TASK PROMPT:
Write out the material exactly. Do not include the pictures.

START DATA ENTRIES

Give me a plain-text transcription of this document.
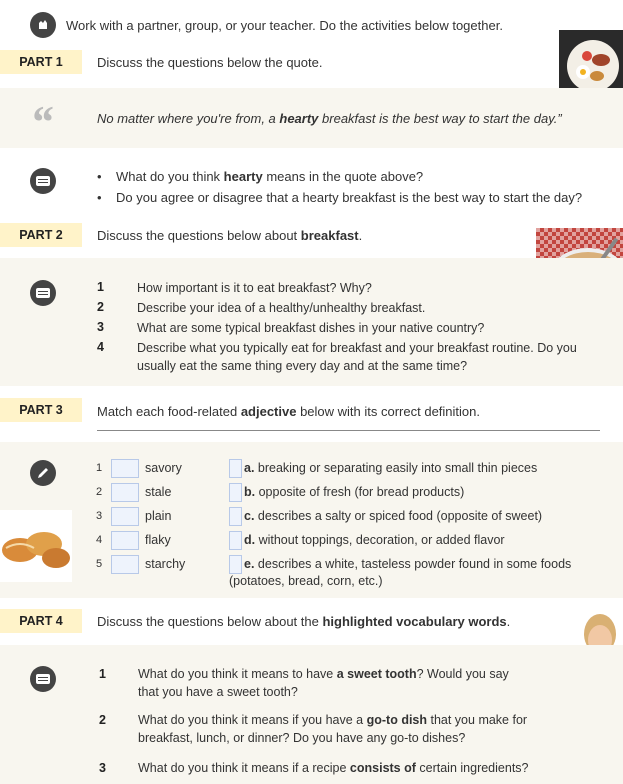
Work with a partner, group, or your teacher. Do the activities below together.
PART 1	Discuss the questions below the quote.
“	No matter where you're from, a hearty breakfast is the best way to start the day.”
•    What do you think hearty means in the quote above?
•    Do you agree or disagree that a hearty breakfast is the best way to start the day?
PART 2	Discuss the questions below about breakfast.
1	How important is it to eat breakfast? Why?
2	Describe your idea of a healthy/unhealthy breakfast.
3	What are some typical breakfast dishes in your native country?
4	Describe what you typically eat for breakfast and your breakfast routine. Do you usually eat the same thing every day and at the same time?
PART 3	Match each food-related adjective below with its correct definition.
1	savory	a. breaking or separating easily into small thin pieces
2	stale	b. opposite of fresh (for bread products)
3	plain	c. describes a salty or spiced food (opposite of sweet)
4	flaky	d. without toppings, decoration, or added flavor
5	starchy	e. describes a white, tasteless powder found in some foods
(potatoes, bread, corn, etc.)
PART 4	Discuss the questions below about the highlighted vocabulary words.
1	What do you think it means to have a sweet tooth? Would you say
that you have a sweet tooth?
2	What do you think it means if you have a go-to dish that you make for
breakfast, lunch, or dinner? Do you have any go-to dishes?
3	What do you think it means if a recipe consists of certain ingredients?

END DATA ENTRIES

THE OUTPUT:
Give me a plain-text transcription of this document.
Work with a partner, group, or your teacher. Do the activities below together.
PART 1	Discuss the questions below the quote.
“	No matter where you're from, a hearty breakfast is the best way to start the day.”
•    What do you think hearty means in the quote above?
•    Do you agree or disagree that a hearty breakfast is the best way to start the day?
PART 2	Discuss the questions below about breakfast.
1	How important is it to eat breakfast? Why?
2	Describe your idea of a healthy/unhealthy breakfast.
3	What are some typical breakfast dishes in your native country?
4	Describe what you typically eat for breakfast and your breakfast routine. Do you usually eat the same thing every day and at the same time?
PART 3	Match each food-related adjective below with its correct definition.
1	savory	a. breaking or separating easily into small thin pieces
2	stale	b. opposite of fresh (for bread products)
3	plain	c. describes a salty or spiced food (opposite of sweet)
4	flaky	d. without toppings, decoration, or added flavor
5	starchy	e. describes a white, tasteless powder found in some foods
(potatoes, bread, corn, etc.)
PART 4	Discuss the questions below about the highlighted vocabulary words.
1	What do you think it means to have a sweet tooth? Would you say
that you have a sweet tooth?
2	What do you think it means if you have a go-to dish that you make for
breakfast, lunch, or dinner? Do you have any go-to dishes?
3	What do you think it means if a recipe consists of certain ingredients?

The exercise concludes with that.